┌──

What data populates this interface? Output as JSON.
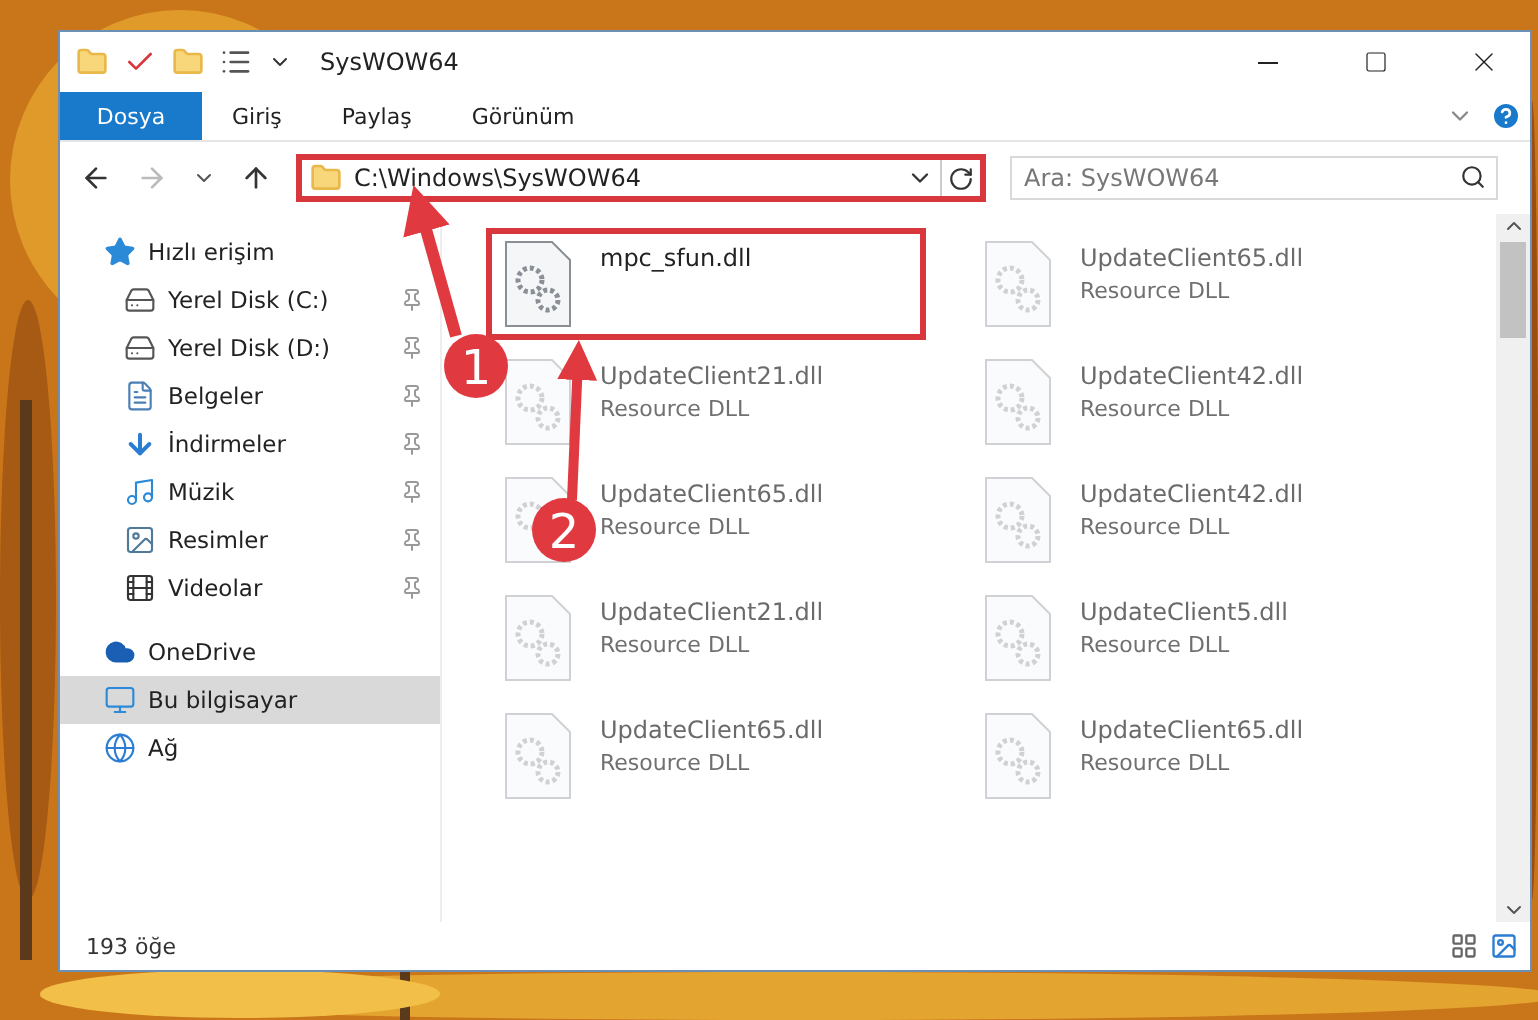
{
  "window": {
    "title": "SysWOW64"
  },
  "ribbon": {
    "tabs": [
      {
        "label": "Dosya",
        "selected": true
      },
      {
        "label": "Giriş",
        "selected": false
      },
      {
        "label": "Paylaş",
        "selected": false
      },
      {
        "label": "Görünüm",
        "selected": false
      }
    ]
  },
  "address": {
    "path": "C:\\Windows\\SysWOW64",
    "highlighted": true
  },
  "search": {
    "placeholder": "Ara: SysWOW64"
  },
  "navigation": [
    {
      "label": "Hızlı erişim",
      "kind": "star",
      "selected": false,
      "children": [
        {
          "label": "Yerel Disk (C:)",
          "kind": "system-drive",
          "selected": false,
          "pinned": true
        },
        {
          "label": "Yerel Disk (D:)",
          "kind": "drive",
          "selected": false,
          "pinned": true
        },
        {
          "label": "Belgeler",
          "kind": "documents",
          "selected": false,
          "pinned": true
        },
        {
          "label": "İndirmeler",
          "kind": "downloads",
          "selected": false,
          "pinned": true
        },
        {
          "label": "Müzik",
          "kind": "music",
          "selected": false,
          "pinned": true
        },
        {
          "label": "Resimler",
          "kind": "pictures",
          "selected": false,
          "pinned": true
        },
        {
          "label": "Videolar",
          "kind": "videos",
          "selected": false,
          "pinned": true
        }
      ]
    },
    {
      "label": "OneDrive",
      "kind": "cloud",
      "selected": false
    },
    {
      "label": "Bu bilgisayar",
      "kind": "computer",
      "selected": true
    },
    {
      "label": "Ağ",
      "kind": "network",
      "selected": false
    }
  ],
  "files": [
    {
      "name": "mpc_sfun.dll",
      "highlighted": true,
      "faded": false
    },
    {
      "name": "UpdateClient65.dll",
      "type": "Resource DLL",
      "highlighted": false,
      "faded": true
    },
    {
      "name": "UpdateClient21.dll",
      "type": "Resource DLL",
      "highlighted": false,
      "faded": true
    },
    {
      "name": "UpdateClient42.dll",
      "type": "Resource DLL",
      "highlighted": false,
      "faded": true
    },
    {
      "name": "UpdateClient65.dll",
      "type": "Resource DLL",
      "highlighted": false,
      "faded": true
    },
    {
      "name": "UpdateClient42.dll",
      "type": "Resource DLL",
      "highlighted": false,
      "faded": true
    },
    {
      "name": "UpdateClient21.dll",
      "type": "Resource DLL",
      "highlighted": false,
      "faded": true
    },
    {
      "name": "UpdateClient5.dll",
      "type": "Resource DLL",
      "highlighted": false,
      "faded": true
    },
    {
      "name": "UpdateClient65.dll",
      "type": "Resource DLL",
      "highlighted": false,
      "faded": true
    },
    {
      "name": "UpdateClient65.dll",
      "type": "Resource DLL",
      "highlighted": false,
      "faded": true
    }
  ],
  "status_bar": {
    "item_count": "193 öğe"
  },
  "annotations": [
    {
      "number": "1"
    },
    {
      "number": "2"
    }
  ]
}
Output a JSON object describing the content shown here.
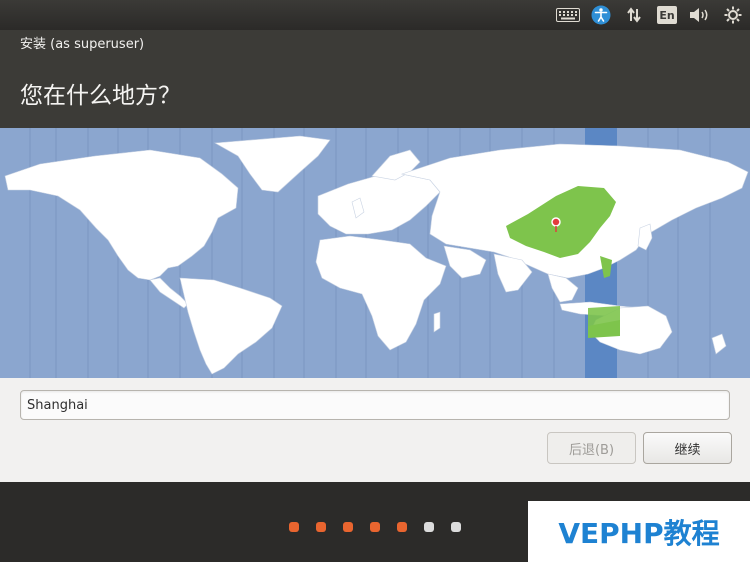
{
  "panel": {
    "language_badge": "En"
  },
  "window": {
    "title": "安装 (as superuser)",
    "heading": "您在什么地方？"
  },
  "location": {
    "value": "Shanghai"
  },
  "buttons": {
    "back_label": "后退(B)",
    "continue_label": "继续"
  },
  "progress": {
    "total_steps": 7,
    "completed_steps": 5,
    "active_color": "#e9652f",
    "inactive_color": "#dcdcdc"
  },
  "watermark": {
    "text": "VEPHP教程"
  },
  "colors": {
    "ocean": "#8ba6cf",
    "land": "#ffffff",
    "selected_zone": "#7ec44c",
    "timezone_band": "#5b87c4",
    "pin": "#e23d3d"
  }
}
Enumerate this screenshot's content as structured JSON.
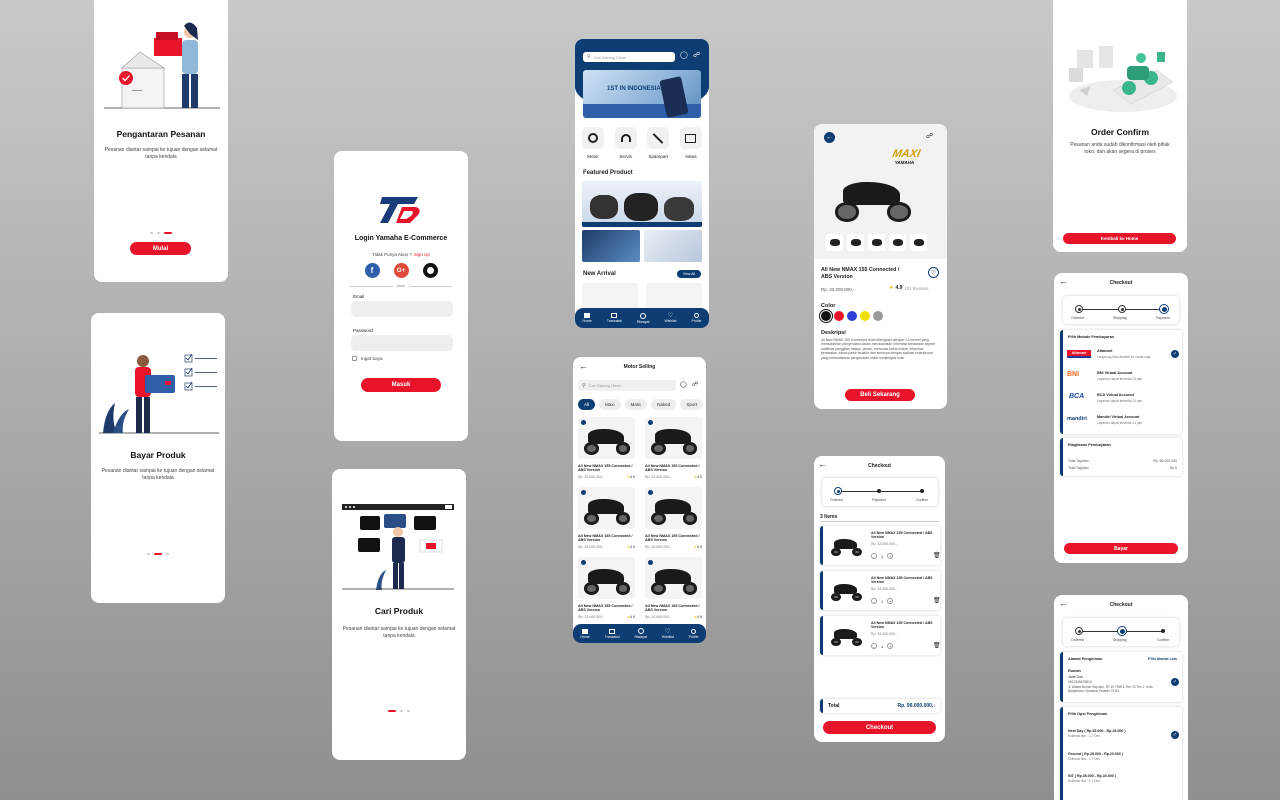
{
  "onboard1": {
    "title": "Pengantaran Pesanan",
    "desc": "Pesanan diantar sampai ke tujuan dengan selamat tanpa kendala",
    "button": "Mulai"
  },
  "onboard2": {
    "title": "Bayar Produk",
    "desc": "Pesanan diantar sampai ke tujuan dengan selamat tanpa kendala"
  },
  "onboard3": {
    "title": "Cari Produk",
    "desc": "Pesanan diantar sampai ke tujuan dengan selamat tanpa kendala"
  },
  "login": {
    "title": "Login Yamaha E-Commerce",
    "no_account": "Tidak Punya Akun ?",
    "signup": "Sign Up",
    "or": "Atau",
    "email_label": "Email",
    "password_label": "Password",
    "remember": "Ingat Saya",
    "button": "Masuk"
  },
  "home": {
    "search_placeholder": "Cari Barang Disini",
    "banner_text": "1ST IN INDONESIA",
    "categories": [
      {
        "label": "Motor",
        "icon": "motorcycle-icon"
      },
      {
        "label": "Servis",
        "icon": "headset-icon"
      },
      {
        "label": "Sparepart",
        "icon": "wrench-icon"
      },
      {
        "label": "News",
        "icon": "newspaper-icon"
      }
    ],
    "featured_title": "Featured Product",
    "new_arrival_title": "New Arrival",
    "view_all": "View All",
    "nav": [
      "Home",
      "Transaksi",
      "Riwayat",
      "Wishlist",
      "Profile"
    ]
  },
  "listing": {
    "title": "Motor Selling",
    "search_placeholder": "Cari Barang Disini",
    "filters": [
      "All",
      "Maxi",
      "Matic",
      "Naked",
      "Sport"
    ],
    "products": [
      {
        "name": "All New NMAX 155 Connected / ABS Version",
        "price": "Rp. 32.000.000,-",
        "rating": "4.9"
      },
      {
        "name": "All New NMAX 155 Connected / ABS Version",
        "price": "Rp. 32.000.000,-",
        "rating": "4.9"
      },
      {
        "name": "All New NMAX 155 Connected / ABS Version",
        "price": "Rp. 32.000.000,-",
        "rating": "4.9"
      },
      {
        "name": "All New NMAX 155 Connected / ABS Version",
        "price": "Rp. 32.000.000,-",
        "rating": "4.9"
      },
      {
        "name": "All New NMAX 155 Connected / ABS Version",
        "price": "Rp. 32.000.000,-",
        "rating": "4.9"
      },
      {
        "name": "All New NMAX 155 Connected / ABS Version",
        "price": "Rp. 32.000.000,-",
        "rating": "4.9"
      }
    ],
    "nav": [
      "Home",
      "Transaksi",
      "Riwayat",
      "Wishlist",
      "Profile"
    ]
  },
  "detail": {
    "brand": "MAXI",
    "brand_sub": "YAMAHA",
    "name": "All New NMAX 155 Connected / ABS Version",
    "price": "Rp. 32.000.000,-",
    "rating": "4.9",
    "reviews": "122 Reviews",
    "color_label": "Color",
    "colors": [
      "#111111",
      "#e8142a",
      "#2d3fd6",
      "#f0e000",
      "#9a9a9a"
    ],
    "desc_label": "Deskripsi",
    "desc": "All New NMAX 155 Connected telah dilengkapi dengan Y-Connect yang memudahkan pengendara dalam mendapatkan informasi kendaraan seperti notifikasi panggilan masuk, pesan, konsumsi bahan bakar, informasi perawatan, lokasi parkir terakhir dan tentunya dengan aplikasi smartphone yang memudahkan pengendara untuk menjelajahi kota.",
    "button": "Beli Sekarang"
  },
  "checkout": {
    "title": "Checkout",
    "steps": [
      "Ordered",
      "Payment",
      "Confirm"
    ],
    "items_label": "3 Items",
    "items": [
      {
        "name": "All New NMAX 155 Connected / ABS Version",
        "price": "Rp. 32.000.000,-",
        "qty": "1"
      },
      {
        "name": "All New NMAX 155 Connected / ABS Version",
        "price": "Rp. 32.000.000,-",
        "qty": "1"
      },
      {
        "name": "All New NMAX 155 Connected / ABS Version",
        "price": "Rp. 32.000.000,-",
        "qty": "1"
      }
    ],
    "total_label": "Total",
    "total": "Rp. 96.000.000,-",
    "button": "Checkout"
  },
  "confirm": {
    "title": "Order Confirm",
    "desc": "Pesanan anda sudah dikonfirmasi oleh pihak toko, dan akan segera di proses",
    "button": "Kembali ke Home"
  },
  "payment": {
    "title": "Checkout",
    "steps": [
      "Ordered",
      "Shipping",
      "Payment"
    ],
    "method_label": "Pilih Metode Pembayaran",
    "methods": [
      {
        "logo": "Alfamart",
        "name": "Alfamart",
        "sub": "Langsung bisa diambil ke mana saja"
      },
      {
        "logo": "BNI",
        "name": "BNI Virtual Account",
        "sub": "Layanan dapat tersedia 24 jam"
      },
      {
        "logo": "BCA",
        "name": "BCA Virtual Account",
        "sub": "Layanan dapat tersedia 24 jam"
      },
      {
        "logo": "mandiri",
        "name": "Mandiri Virtual Account",
        "sub": "Layanan dapat tersedia 24 jam"
      }
    ],
    "summary_label": "Ringkasan Pembayaran",
    "total_bill_label": "Total Tagihan",
    "total_bill": "Rp. 96.000.000",
    "total_bill2_label": "Total Tagihan",
    "total_bill2": "Rp.0",
    "button": "Bayar"
  },
  "shipping": {
    "title": "Checkout",
    "steps": [
      "Ordered",
      "Shipping",
      "Confirm"
    ],
    "address_label": "Alamat Pengiriman",
    "change_address": "Pilih Alamat Lain",
    "address_type": "Rumah",
    "address_name": "Jane Doe",
    "address_phone": "0812345678910",
    "address_line": "Jl. Albeta Nomor Sepuluh, RT.19 / RW.4, Kel. Di Tim 1, Kota Banjarbaru, Sulawesi Selatan 70114",
    "options_label": "Pilih Opsi Pengiriman",
    "options": [
      {
        "name": "Next Day ( Rp.35.000 - Rp.28.000 )",
        "eta": "Estimasi tiba : 1-7 Des"
      },
      {
        "name": "Ground ( Rp.25.000 - Rp.20.000 )",
        "eta": "Estimasi tiba : 1-7 Des"
      },
      {
        "name": "INT ( Rp.35.000 - Rp.30.000 )",
        "eta": "Estimasi tiba : 1-7 Des"
      }
    ]
  }
}
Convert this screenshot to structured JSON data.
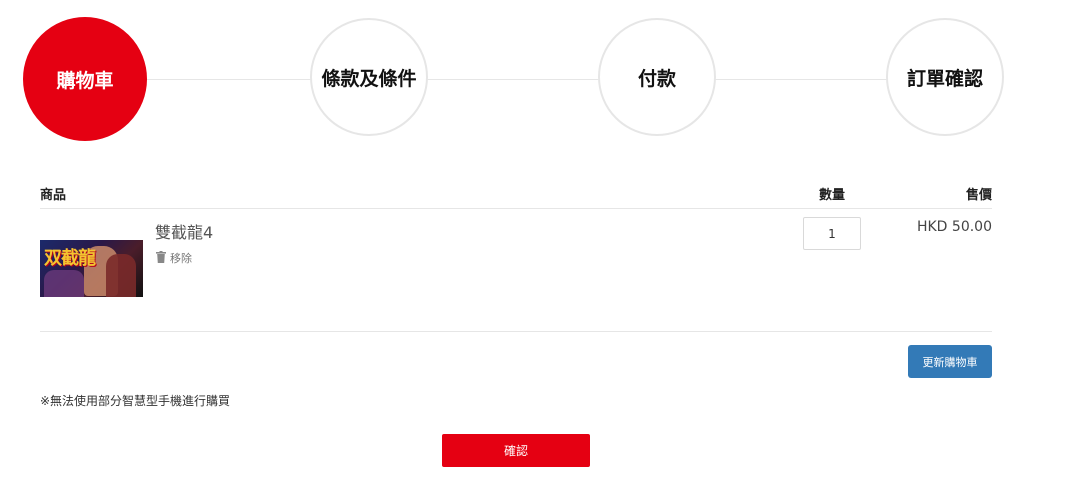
{
  "steps": [
    {
      "label": "購物車",
      "active": true
    },
    {
      "label": "條款及條件",
      "active": false
    },
    {
      "label": "付款",
      "active": false
    },
    {
      "label": "訂單確認",
      "active": false
    }
  ],
  "colors": {
    "accent": "#e50012",
    "update_button": "#337ab7"
  },
  "table": {
    "headers": {
      "product": "商品",
      "quantity": "數量",
      "price": "售價"
    }
  },
  "cart": {
    "items": [
      {
        "name": "雙截龍4",
        "remove_label": "移除",
        "quantity": "1",
        "price": "HKD 50.00",
        "thumbnail_text": "双截龍"
      }
    ]
  },
  "actions": {
    "update_label": "更新購物車",
    "confirm_label": "確認"
  },
  "note": "※無法使用部分智慧型手機進行購買"
}
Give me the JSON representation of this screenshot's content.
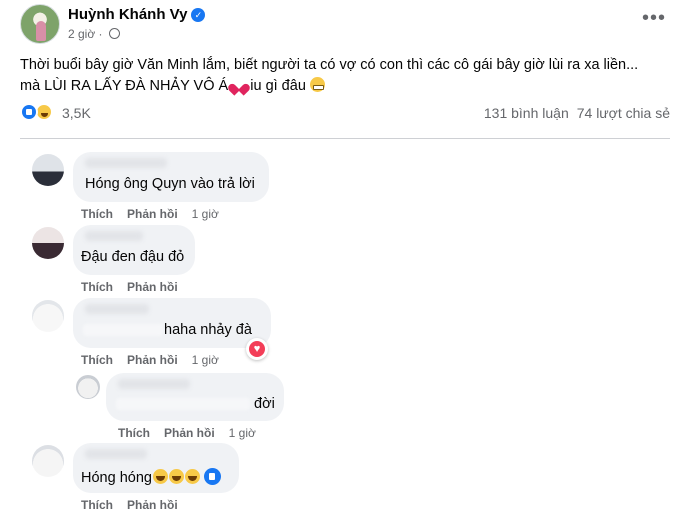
{
  "post": {
    "author": "Huỳnh Khánh Vy",
    "time": "2 giờ",
    "line1": "Thời buổi bây giờ Văn Minh lắm, biết người ta có vợ có con thì các cô gái bây giờ lùi ra xa liền...",
    "line2_a": "mà LÙI RA LẤY ĐÀ NHẢY VÔ Á",
    "line2_b": "iu gì đâu",
    "reaction_count": "3,5K",
    "comments_count": "131 bình luận",
    "shares_count": "74 lượt chia sẻ"
  },
  "actions": {
    "like": "Thích",
    "reply": "Phản hồi"
  },
  "comments": [
    {
      "text": "Hóng ông Quyn vào trả lời",
      "time": "1 giờ"
    },
    {
      "text": "Đậu đen đậu đỏ",
      "time": ""
    },
    {
      "text": "haha nhảy đà",
      "time": "1 giờ"
    },
    {
      "text": "đời",
      "time": "1 giờ"
    },
    {
      "text": "Hóng hóng",
      "time": ""
    }
  ],
  "icons": [
    "verified-icon",
    "globe-icon",
    "more-icon",
    "like-reaction-icon",
    "haha-reaction-icon",
    "heart-emoji",
    "grimace-emoji",
    "love-reaction-icon",
    "laugh-emoji",
    "like-icon"
  ],
  "colors": {
    "accent": "#1877f2",
    "bubble": "#f0f2f5",
    "secondary_text": "#65676b",
    "love": "#f33e58"
  }
}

└──

[What this task involves]:
Each line above that includes "JSON" should be shown.

[Task output]:
What data populates this interface? Output as JSON.
Output a JSON object describing the content shown here.
Enumerate this screenshot's content as structured JSON.
Convert this screenshot to structured JSON data.
Give me the JSON representation of this screenshot's content.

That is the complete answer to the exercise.